## DATASET CONTENT:

——

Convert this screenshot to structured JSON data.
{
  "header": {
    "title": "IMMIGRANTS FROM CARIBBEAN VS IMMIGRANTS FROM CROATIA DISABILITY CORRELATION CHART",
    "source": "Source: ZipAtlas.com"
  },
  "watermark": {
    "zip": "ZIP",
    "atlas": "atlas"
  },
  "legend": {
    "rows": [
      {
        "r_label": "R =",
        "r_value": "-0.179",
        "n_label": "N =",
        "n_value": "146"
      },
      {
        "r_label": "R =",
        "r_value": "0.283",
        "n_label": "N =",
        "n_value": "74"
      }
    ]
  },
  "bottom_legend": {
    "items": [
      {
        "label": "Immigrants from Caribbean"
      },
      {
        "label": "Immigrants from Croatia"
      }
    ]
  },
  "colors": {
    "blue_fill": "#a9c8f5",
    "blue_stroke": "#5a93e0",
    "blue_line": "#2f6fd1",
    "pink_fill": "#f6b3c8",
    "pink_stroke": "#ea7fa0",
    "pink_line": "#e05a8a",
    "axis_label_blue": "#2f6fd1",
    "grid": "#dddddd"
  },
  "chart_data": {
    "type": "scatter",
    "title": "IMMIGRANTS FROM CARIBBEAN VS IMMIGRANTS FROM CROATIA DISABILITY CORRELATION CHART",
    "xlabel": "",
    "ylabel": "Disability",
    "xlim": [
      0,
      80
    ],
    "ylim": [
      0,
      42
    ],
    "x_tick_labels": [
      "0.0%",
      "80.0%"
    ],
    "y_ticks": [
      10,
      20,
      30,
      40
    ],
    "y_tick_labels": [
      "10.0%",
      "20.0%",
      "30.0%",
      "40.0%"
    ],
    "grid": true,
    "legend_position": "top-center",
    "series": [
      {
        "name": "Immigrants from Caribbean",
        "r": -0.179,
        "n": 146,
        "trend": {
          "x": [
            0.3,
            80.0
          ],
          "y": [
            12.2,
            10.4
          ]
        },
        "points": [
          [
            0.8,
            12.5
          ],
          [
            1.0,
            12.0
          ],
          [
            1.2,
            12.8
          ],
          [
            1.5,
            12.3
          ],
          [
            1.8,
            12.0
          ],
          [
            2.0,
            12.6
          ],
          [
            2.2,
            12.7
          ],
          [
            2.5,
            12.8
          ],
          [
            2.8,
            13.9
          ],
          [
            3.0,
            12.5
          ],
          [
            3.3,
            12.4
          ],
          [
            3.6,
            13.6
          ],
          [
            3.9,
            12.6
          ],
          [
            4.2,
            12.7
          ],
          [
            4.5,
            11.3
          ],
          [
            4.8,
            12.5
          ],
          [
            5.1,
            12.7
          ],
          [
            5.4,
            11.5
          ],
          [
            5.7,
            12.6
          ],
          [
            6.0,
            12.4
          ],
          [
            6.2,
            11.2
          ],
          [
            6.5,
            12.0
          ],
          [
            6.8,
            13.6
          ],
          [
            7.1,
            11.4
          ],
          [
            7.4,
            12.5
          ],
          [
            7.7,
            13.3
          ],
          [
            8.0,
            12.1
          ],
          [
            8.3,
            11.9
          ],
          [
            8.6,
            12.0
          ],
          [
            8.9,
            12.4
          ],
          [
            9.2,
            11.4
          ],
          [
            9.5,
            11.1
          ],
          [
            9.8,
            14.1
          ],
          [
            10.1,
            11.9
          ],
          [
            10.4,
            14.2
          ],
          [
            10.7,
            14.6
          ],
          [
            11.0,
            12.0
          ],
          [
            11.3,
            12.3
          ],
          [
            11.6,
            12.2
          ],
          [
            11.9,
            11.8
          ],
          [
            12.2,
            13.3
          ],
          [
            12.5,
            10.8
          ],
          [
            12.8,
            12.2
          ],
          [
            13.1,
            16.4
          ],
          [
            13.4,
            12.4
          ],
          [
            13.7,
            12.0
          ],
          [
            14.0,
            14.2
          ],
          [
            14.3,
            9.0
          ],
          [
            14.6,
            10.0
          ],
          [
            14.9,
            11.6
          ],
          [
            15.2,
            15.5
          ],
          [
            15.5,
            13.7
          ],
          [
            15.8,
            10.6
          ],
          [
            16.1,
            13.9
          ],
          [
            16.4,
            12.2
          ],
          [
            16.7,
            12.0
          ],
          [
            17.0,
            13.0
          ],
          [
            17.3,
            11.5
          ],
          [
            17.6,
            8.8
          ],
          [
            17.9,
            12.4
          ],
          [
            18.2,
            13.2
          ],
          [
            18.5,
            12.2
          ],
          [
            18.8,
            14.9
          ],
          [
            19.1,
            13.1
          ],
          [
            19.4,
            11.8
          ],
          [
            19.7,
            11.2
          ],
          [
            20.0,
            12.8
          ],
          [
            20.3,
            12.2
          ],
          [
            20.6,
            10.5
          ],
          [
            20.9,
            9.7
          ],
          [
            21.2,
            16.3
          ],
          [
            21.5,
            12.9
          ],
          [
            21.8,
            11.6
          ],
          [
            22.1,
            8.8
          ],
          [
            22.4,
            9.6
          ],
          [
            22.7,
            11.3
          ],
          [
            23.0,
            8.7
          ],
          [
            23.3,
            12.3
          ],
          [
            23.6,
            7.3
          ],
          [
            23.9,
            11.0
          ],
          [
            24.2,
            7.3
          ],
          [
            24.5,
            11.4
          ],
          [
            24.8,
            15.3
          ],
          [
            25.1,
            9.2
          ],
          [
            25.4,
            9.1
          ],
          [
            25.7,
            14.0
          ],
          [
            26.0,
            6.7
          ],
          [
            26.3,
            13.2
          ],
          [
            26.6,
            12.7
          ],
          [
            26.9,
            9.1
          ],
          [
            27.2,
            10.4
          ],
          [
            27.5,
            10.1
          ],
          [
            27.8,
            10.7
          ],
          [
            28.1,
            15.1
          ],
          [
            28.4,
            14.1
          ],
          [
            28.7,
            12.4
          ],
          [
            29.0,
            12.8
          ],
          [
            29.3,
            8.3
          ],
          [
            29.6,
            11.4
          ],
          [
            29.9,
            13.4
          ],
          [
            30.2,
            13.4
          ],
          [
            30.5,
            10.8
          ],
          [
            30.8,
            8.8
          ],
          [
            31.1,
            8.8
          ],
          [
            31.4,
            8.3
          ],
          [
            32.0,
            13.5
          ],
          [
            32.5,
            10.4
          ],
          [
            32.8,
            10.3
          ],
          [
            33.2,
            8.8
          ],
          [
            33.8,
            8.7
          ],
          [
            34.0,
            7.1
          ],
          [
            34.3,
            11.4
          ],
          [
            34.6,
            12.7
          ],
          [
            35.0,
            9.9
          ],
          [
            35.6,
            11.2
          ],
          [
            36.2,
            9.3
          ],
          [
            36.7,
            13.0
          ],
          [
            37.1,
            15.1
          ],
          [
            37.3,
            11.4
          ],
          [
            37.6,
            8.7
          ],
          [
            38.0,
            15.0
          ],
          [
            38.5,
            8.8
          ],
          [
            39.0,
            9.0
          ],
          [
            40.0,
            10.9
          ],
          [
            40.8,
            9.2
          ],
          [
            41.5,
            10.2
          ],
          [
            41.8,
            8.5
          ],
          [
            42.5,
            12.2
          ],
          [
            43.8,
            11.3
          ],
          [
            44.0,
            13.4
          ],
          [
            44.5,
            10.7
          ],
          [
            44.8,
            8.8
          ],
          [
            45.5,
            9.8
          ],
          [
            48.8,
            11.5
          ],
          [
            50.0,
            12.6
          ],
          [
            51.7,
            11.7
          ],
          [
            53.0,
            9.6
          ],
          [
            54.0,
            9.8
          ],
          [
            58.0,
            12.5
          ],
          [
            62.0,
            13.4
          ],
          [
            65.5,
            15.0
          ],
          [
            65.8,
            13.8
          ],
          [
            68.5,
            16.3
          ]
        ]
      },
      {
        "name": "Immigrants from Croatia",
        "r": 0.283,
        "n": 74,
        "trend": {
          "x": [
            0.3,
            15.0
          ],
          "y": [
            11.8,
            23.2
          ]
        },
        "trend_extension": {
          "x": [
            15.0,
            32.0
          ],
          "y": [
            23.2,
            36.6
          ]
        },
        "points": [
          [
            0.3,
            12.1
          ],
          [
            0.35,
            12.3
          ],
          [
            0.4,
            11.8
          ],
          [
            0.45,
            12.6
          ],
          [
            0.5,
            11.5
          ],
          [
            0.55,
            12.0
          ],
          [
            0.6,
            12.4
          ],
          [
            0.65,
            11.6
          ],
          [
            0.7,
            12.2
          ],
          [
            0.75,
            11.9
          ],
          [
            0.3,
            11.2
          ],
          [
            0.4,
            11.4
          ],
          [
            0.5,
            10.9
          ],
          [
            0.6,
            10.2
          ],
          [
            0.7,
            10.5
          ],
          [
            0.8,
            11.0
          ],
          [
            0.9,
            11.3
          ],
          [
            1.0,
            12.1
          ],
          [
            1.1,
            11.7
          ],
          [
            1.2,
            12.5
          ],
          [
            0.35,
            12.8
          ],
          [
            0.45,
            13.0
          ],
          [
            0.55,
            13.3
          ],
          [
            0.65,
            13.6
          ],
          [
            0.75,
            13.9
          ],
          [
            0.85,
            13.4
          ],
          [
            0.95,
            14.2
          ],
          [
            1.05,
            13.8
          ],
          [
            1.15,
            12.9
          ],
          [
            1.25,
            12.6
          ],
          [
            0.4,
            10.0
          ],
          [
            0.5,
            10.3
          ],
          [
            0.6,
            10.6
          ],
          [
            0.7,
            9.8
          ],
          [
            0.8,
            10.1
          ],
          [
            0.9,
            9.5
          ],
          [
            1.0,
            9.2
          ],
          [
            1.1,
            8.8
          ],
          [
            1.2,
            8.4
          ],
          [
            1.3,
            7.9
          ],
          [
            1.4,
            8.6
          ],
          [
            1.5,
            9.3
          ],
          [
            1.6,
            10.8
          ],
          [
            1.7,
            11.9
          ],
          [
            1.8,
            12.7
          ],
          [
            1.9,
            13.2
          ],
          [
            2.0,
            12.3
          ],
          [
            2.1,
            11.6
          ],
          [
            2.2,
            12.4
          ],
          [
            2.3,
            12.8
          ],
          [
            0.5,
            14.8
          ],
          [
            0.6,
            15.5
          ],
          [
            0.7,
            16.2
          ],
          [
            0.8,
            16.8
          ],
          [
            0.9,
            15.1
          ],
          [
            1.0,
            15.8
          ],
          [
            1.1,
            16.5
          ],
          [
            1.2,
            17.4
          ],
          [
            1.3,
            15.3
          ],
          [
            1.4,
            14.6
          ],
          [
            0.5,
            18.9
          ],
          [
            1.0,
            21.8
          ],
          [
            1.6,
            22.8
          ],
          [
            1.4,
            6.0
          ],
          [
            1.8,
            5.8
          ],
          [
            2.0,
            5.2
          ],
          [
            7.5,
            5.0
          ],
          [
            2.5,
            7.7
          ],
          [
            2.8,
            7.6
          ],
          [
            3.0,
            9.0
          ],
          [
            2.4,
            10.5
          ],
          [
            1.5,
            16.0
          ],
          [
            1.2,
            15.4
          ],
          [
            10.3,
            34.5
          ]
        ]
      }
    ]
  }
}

——

## GIVEN REQUEST:
From the data, collect all lines where the string "name" appears.

## SOLUTION FOR THIS PROBLEM:
        "name": "Immigrants from Caribbean",
        "name": "Immigrants from Croatia",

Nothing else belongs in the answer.